** begin INFORMATION PROVIDED **
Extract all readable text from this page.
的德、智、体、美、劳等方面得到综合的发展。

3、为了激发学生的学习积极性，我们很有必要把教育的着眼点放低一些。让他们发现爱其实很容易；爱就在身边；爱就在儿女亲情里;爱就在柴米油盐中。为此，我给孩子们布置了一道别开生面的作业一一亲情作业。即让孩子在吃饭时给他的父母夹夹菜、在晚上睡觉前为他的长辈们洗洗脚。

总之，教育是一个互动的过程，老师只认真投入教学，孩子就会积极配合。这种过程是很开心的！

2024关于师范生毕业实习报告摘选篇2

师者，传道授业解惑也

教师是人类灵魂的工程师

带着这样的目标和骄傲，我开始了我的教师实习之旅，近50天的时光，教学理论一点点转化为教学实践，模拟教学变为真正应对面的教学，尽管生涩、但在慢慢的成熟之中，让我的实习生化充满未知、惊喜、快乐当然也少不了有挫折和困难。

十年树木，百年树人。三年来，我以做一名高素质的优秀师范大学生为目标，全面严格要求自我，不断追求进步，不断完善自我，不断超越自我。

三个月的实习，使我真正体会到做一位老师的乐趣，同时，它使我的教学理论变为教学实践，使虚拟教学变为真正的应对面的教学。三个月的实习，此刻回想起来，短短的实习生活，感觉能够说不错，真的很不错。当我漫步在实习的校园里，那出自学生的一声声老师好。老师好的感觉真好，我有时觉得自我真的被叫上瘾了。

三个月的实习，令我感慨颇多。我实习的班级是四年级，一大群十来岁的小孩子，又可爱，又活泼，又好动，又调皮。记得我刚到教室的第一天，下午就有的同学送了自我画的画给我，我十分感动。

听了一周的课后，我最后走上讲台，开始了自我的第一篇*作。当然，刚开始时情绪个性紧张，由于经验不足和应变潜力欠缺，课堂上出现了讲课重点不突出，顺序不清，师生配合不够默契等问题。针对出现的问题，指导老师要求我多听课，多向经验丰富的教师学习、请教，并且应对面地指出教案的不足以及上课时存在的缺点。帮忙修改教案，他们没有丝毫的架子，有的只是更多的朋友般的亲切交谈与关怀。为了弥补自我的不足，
** end INFORMATION PROVIDED **
→ **REQUIREMENTS**
Copy all data exactly, start to finish.

→ **CORRECT ANSWER**
Extract all readable text from this page.
的德、智、体、美、劳等方面得到综合的发展。

3、为了激发学生的学习积极性，我们很有必要把教育的着眼点放低一些。让他们发现爱其实很容易；爱就在身边；爱就在儿女亲情里;爱就在柴米油盐中。为此，我给孩子们布置了一道别开生面的作业一一亲情作业。即让孩子在吃饭时给他的父母夹夹菜、在晚上睡觉前为他的长辈们洗洗脚。

总之，教育是一个互动的过程，老师只认真投入教学，孩子就会积极配合。这种过程是很开心的！

2024关于师范生毕业实习报告摘选篇2

师者，传道授业解惑也

教师是人类灵魂的工程师

带着这样的目标和骄傲，我开始了我的教师实习之旅，近50天的时光，教学理论一点点转化为教学实践，模拟教学变为真正应对面的教学，尽管生涩、但在慢慢的成熟之中，让我的实习生化充满未知、惊喜、快乐当然也少不了有挫折和困难。

十年树木，百年树人。三年来，我以做一名高素质的优秀师范大学生为目标，全面严格要求自我，不断追求进步，不断完善自我，不断超越自我。

三个月的实习，使我真正体会到做一位老师的乐趣，同时，它使我的教学理论变为教学实践，使虚拟教学变为真正的应对面的教学。三个月的实习，此刻回想起来，短短的实习生活，感觉能够说不错，真的很不错。当我漫步在实习的校园里，那出自学生的一声声老师好。老师好的感觉真好，我有时觉得自我真的被叫上瘾了。

三个月的实习，令我感慨颇多。我实习的班级是四年级，一大群十来岁的小孩子，又可爱，又活泼，又好动，又调皮。记得我刚到教室的第一天，下午就有的同学送了自我画的画给我，我十分感动。

听了一周的课后，我最后走上讲台，开始了自我的第一篇*作。当然，刚开始时情绪个性紧张，由于经验不足和应变潜力欠缺，课堂上出现了讲课重点不突出，顺序不清，师生配合不够默契等问题。针对出现的问题，指导老师要求我多听课，多向经验丰富的教师学习、请教，并且应对面地指出教案的不足以及上课时存在的缺点。帮忙修改教案，他们没有丝毫的架子，有的只是更多的朋友般的亲切交谈与关怀。为了弥补自我的不足，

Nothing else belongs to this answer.